EXERCISE TASK
In the rows below, count the lines that contain the string "note", with case-sensitive matching, and reply with that number alone.

— Start PROVIDED MATERIAL —

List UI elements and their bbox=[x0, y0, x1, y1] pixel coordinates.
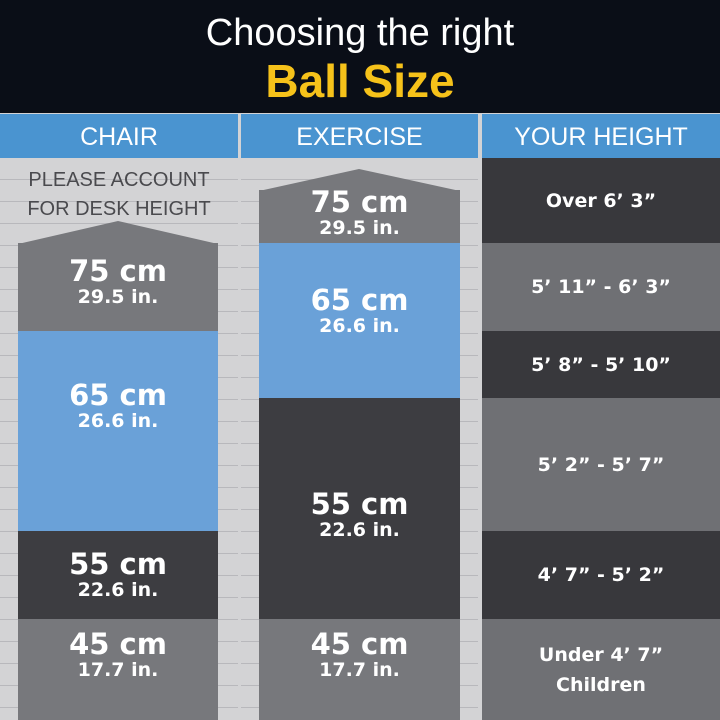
size-cm: 45 cm bbox=[69, 626, 167, 661]
size-in: 17.7 in. bbox=[77, 658, 159, 681]
chair-column-header: CHAIR bbox=[0, 114, 238, 158]
note-line: FOR DESK HEIGHT bbox=[27, 198, 211, 220]
title-line2: Ball Size bbox=[265, 55, 455, 107]
height-label: Children bbox=[556, 673, 646, 696]
size-in: 26.6 in. bbox=[319, 314, 400, 337]
size-in: 26.6 in. bbox=[77, 410, 159, 432]
desk-height-note: PLEASE ACCOUNT FOR DESK HEIGHT bbox=[0, 166, 238, 224]
size-in: 22.6 in. bbox=[319, 518, 400, 541]
height-row: 5’ 2” - 5’ 7” bbox=[482, 398, 720, 531]
height-row: 5’ 11” - 6’ 3” bbox=[482, 243, 720, 331]
size-cm: 55 cm bbox=[310, 486, 409, 521]
size-cm: 75 cm bbox=[310, 184, 409, 219]
height-row: 4’ 7” - 5’ 2” bbox=[482, 531, 720, 619]
chair-size-65: 65 cm 26.6 in. bbox=[18, 331, 218, 531]
size-in: 22.6 in. bbox=[77, 579, 159, 601]
chair-size-45: 45 cm 17.7 in. bbox=[18, 619, 218, 720]
title-banner: Choosing the right Ball Size bbox=[0, 0, 720, 113]
note-line: PLEASE ACCOUNT bbox=[28, 169, 210, 191]
size-in: 29.5 in. bbox=[77, 286, 159, 308]
size-cm: 75 cm bbox=[69, 254, 167, 288]
exercise-size-75: 75 cm 29.5 in. bbox=[259, 184, 460, 243]
title-line1: Choosing the right bbox=[205, 12, 515, 54]
chair-arrow-tip bbox=[18, 221, 218, 244]
size-cm: 65 cm bbox=[69, 378, 167, 412]
height-column-header: YOUR HEIGHT bbox=[482, 114, 720, 158]
size-in: 17.7 in. bbox=[319, 658, 400, 681]
size-cm: 65 cm bbox=[310, 282, 409, 317]
chair-size-55: 55 cm 22.6 in. bbox=[18, 531, 218, 619]
exercise-column-header: EXERCISE bbox=[241, 114, 478, 158]
exercise-arrow-tip bbox=[259, 169, 460, 191]
height-label: Under 4’ 7” bbox=[538, 643, 664, 666]
size-cm: 45 cm bbox=[310, 626, 409, 661]
exercise-size-55: 55 cm 22.6 in. bbox=[259, 398, 460, 619]
height-row: Over 6’ 3” bbox=[482, 158, 720, 243]
chair-size-75: 75 cm 29.5 in. bbox=[18, 243, 218, 331]
size-cm: 55 cm bbox=[69, 547, 167, 581]
size-in: 29.5 in. bbox=[319, 216, 400, 239]
height-row: Under 4’ 7” Children bbox=[482, 619, 720, 720]
height-row: 5’ 8” - 5’ 10” bbox=[482, 331, 720, 398]
exercise-size-65: 65 cm 26.6 in. bbox=[259, 243, 460, 398]
exercise-size-45: 45 cm 17.7 in. bbox=[259, 619, 460, 720]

— End PROVIDED MATERIAL —

SOLUTION TO THIS TASK
3